[Saved data entries]
»»

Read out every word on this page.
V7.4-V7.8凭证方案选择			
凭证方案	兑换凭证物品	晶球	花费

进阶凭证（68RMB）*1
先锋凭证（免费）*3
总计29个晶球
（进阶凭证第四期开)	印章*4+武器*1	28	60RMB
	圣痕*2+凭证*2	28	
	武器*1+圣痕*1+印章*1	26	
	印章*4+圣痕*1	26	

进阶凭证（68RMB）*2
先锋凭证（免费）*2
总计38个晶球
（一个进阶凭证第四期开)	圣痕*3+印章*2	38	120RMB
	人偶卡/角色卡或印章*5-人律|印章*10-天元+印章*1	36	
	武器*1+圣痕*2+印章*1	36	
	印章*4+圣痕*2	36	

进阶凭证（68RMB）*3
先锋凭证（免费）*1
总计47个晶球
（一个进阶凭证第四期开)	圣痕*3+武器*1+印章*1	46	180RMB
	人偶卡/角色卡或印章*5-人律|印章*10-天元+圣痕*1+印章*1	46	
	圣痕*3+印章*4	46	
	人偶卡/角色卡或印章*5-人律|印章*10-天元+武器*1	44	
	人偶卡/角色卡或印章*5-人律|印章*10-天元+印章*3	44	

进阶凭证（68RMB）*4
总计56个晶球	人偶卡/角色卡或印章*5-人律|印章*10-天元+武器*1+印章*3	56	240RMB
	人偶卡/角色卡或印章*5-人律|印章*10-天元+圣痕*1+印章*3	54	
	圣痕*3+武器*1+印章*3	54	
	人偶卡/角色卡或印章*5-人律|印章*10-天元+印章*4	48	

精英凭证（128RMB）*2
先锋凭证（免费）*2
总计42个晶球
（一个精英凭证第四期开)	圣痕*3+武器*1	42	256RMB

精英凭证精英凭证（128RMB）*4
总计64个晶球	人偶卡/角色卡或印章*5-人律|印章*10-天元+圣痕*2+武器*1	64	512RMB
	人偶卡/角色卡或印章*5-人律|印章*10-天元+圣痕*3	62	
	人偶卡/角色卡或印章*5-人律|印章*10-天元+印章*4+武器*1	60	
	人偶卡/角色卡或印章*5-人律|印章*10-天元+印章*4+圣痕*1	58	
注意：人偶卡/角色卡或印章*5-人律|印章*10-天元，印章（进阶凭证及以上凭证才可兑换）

««

▸ REQUIRED TASK
Pull out every line of the entries that includes the word "一个进阶凭证第四期开".

▸ RESULT OF THE TASK
（一个进阶凭证第四期开)	圣痕*3+印章*2	38	120RMB
（一个进阶凭证第四期开)	圣痕*3+武器*1+印章*1	46	180RMB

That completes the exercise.